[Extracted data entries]
┏━━
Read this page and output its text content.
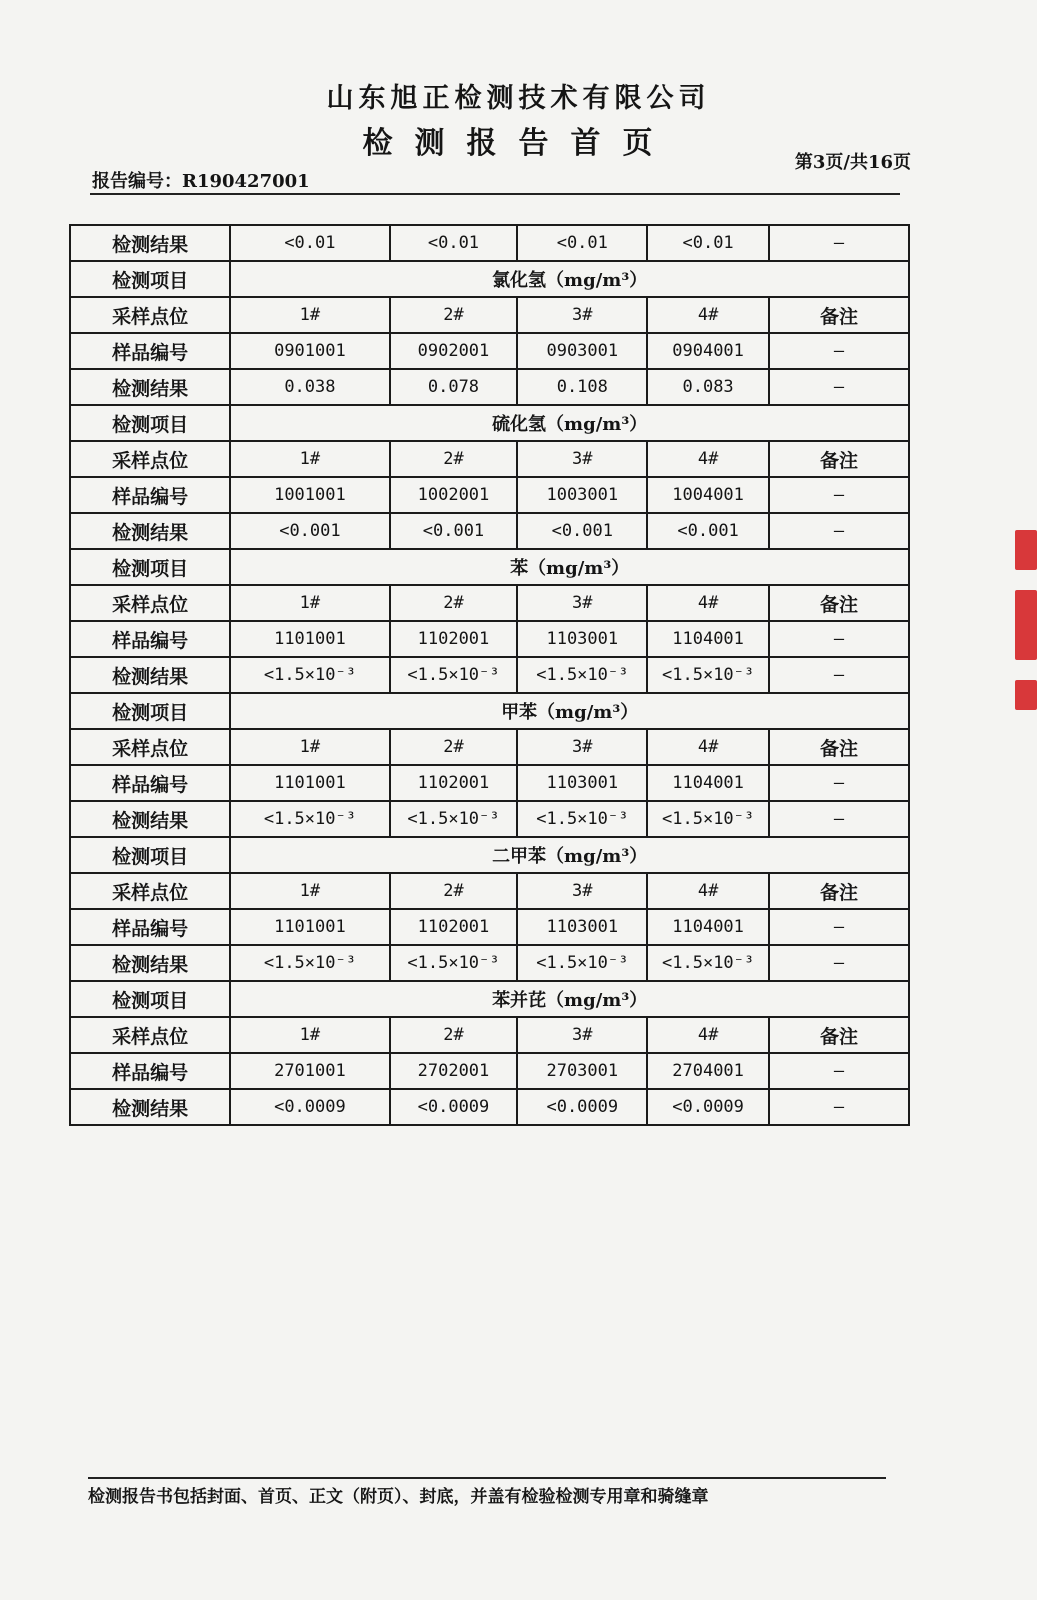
山东旭正检测技术有限公司
检测报告首页
第3页/共16页
报告编号：R190427001
检测结果	<0.01	<0.01	<0.01	<0.01	—
检测项目	氯化氢（mg/m³）				
采样点位	1#	2#	3#	4#	备注
样品编号	0901001	0902001	0903001	0904001	—
检测结果	0.038	0.078	0.108	0.083	—
检测项目	硫化氢（mg/m³）				
采样点位	1#	2#	3#	4#	备注
样品编号	1001001	1002001	1003001	1004001	—
检测结果	<0.001	<0.001	<0.001	<0.001	—
检测项目	苯（mg/m³）				
采样点位	1#	2#	3#	4#	备注
样品编号	1101001	1102001	1103001	1104001	—
检测结果	<1.5×10⁻³	<1.5×10⁻³	<1.5×10⁻³	<1.5×10⁻³	—
检测项目	甲苯（mg/m³）				
采样点位	1#	2#	3#	4#	备注
样品编号	1101001	1102001	1103001	1104001	—
检测结果	<1.5×10⁻³	<1.5×10⁻³	<1.5×10⁻³	<1.5×10⁻³	—
检测项目	二甲苯（mg/m³）				
采样点位	1#	2#	3#	4#	备注
样品编号	1101001	1102001	1103001	1104001	—
检测结果	<1.5×10⁻³	<1.5×10⁻³	<1.5×10⁻³	<1.5×10⁻³	—
检测项目	苯并芘（mg/m³）				
采样点位	1#	2#	3#	4#	备注
样品编号	2701001	2702001	2703001	2704001	—
检测结果	<0.0009	<0.0009	<0.0009	<0.0009	—
检测报告书包括封面、首页、正文（附页）、封底，并盖有检验检测专用章和骑缝章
┗━━
◆ **GIVEN EXERCISE**: In the entries above, find each line with the word "检测项目" and show it.

◆ **RESULT BELOW**:
检测项目	氯化氢（mg/m³）				
检测项目	硫化氢（mg/m³）				
检测项目	苯（mg/m³）				
检测项目	甲苯（mg/m³）				
检测项目	二甲苯（mg/m³）				
检测项目	苯并芘（mg/m³）				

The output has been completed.